TASK DETAILS - Leave out the pictures and repeat the rest of the material exactly.
○ ○ ○ ○
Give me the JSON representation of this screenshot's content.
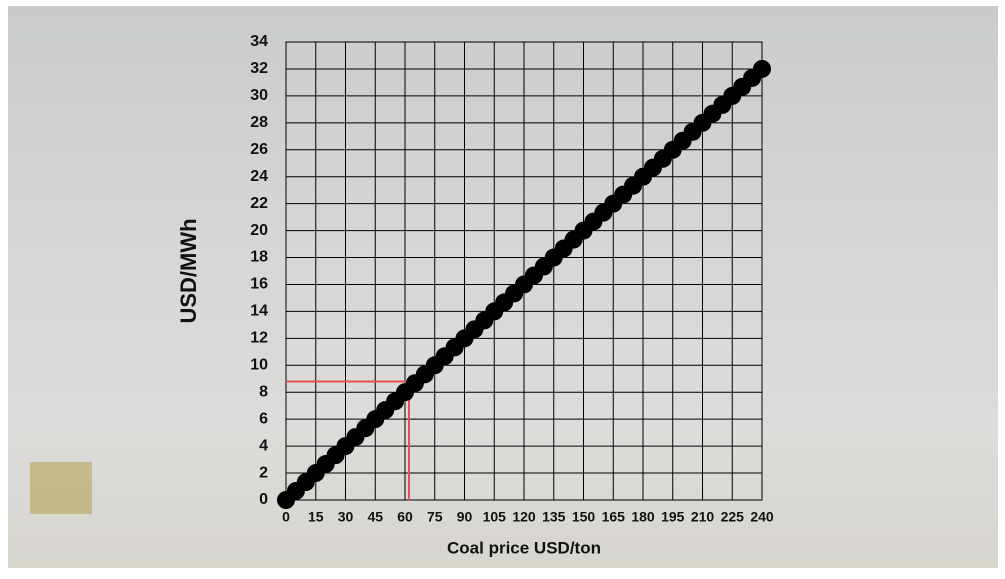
{
  "chart_data": {
    "type": "scatter",
    "x_label": "Coal price USD/ton",
    "y_label": "USD/MWh",
    "x": [
      0,
      5,
      10,
      15,
      20,
      25,
      30,
      35,
      40,
      45,
      50,
      55,
      60,
      65,
      70,
      75,
      80,
      85,
      90,
      95,
      100,
      105,
      110,
      115,
      120,
      125,
      130,
      135,
      140,
      145,
      150,
      155,
      160,
      165,
      170,
      175,
      180,
      185,
      190,
      195,
      200,
      205,
      210,
      215,
      220,
      225,
      230,
      235,
      240
    ],
    "series": [
      {
        "color": "#000000",
        "values": [
          0,
          0.67,
          1.33,
          2,
          2.67,
          3.33,
          4,
          4.67,
          5.33,
          6,
          6.67,
          7.33,
          8,
          8.67,
          9.33,
          10,
          10.67,
          11.33,
          12,
          12.67,
          13.33,
          14,
          14.67,
          15.33,
          16,
          16.67,
          17.33,
          18,
          18.67,
          19.33,
          20,
          20.67,
          21.33,
          22,
          22.67,
          23.33,
          24,
          24.67,
          25.33,
          26,
          26.67,
          27.33,
          28,
          28.67,
          29.33,
          30,
          30.67,
          31.33,
          32
        ]
      }
    ],
    "xlim": [
      0,
      240
    ],
    "xticks": [
      0,
      15,
      30,
      45,
      60,
      75,
      90,
      105,
      120,
      135,
      150,
      165,
      180,
      195,
      210,
      225,
      240
    ],
    "ylim": [
      0,
      34
    ],
    "yticks": [
      0,
      2,
      4,
      6,
      8,
      10,
      12,
      14,
      16,
      18,
      20,
      22,
      24,
      26,
      28,
      30,
      32,
      34
    ],
    "grid": true,
    "highlight": {
      "x": 62,
      "y": 8.8,
      "color": "#e05050"
    }
  }
}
○ ○ ○ ○
THE RESULT -
Give me the JSON representation of this screenshot's content.
{
  "chart_data": {
    "type": "scatter",
    "x_label": "Coal price USD/ton",
    "y_label": "USD/MWh",
    "x": [
      0,
      5,
      10,
      15,
      20,
      25,
      30,
      35,
      40,
      45,
      50,
      55,
      60,
      65,
      70,
      75,
      80,
      85,
      90,
      95,
      100,
      105,
      110,
      115,
      120,
      125,
      130,
      135,
      140,
      145,
      150,
      155,
      160,
      165,
      170,
      175,
      180,
      185,
      190,
      195,
      200,
      205,
      210,
      215,
      220,
      225,
      230,
      235,
      240
    ],
    "series": [
      {
        "color": "#000000",
        "values": [
          0,
          0.67,
          1.33,
          2,
          2.67,
          3.33,
          4,
          4.67,
          5.33,
          6,
          6.67,
          7.33,
          8,
          8.67,
          9.33,
          10,
          10.67,
          11.33,
          12,
          12.67,
          13.33,
          14,
          14.67,
          15.33,
          16,
          16.67,
          17.33,
          18,
          18.67,
          19.33,
          20,
          20.67,
          21.33,
          22,
          22.67,
          23.33,
          24,
          24.67,
          25.33,
          26,
          26.67,
          27.33,
          28,
          28.67,
          29.33,
          30,
          30.67,
          31.33,
          32
        ]
      }
    ],
    "xlim": [
      0,
      240
    ],
    "xticks": [
      0,
      15,
      30,
      45,
      60,
      75,
      90,
      105,
      120,
      135,
      150,
      165,
      180,
      195,
      210,
      225,
      240
    ],
    "ylim": [
      0,
      34
    ],
    "yticks": [
      0,
      2,
      4,
      6,
      8,
      10,
      12,
      14,
      16,
      18,
      20,
      22,
      24,
      26,
      28,
      30,
      32,
      34
    ],
    "grid": true,
    "highlight": {
      "x": 62,
      "y": 8.8,
      "color": "#e05050"
    }
  }
}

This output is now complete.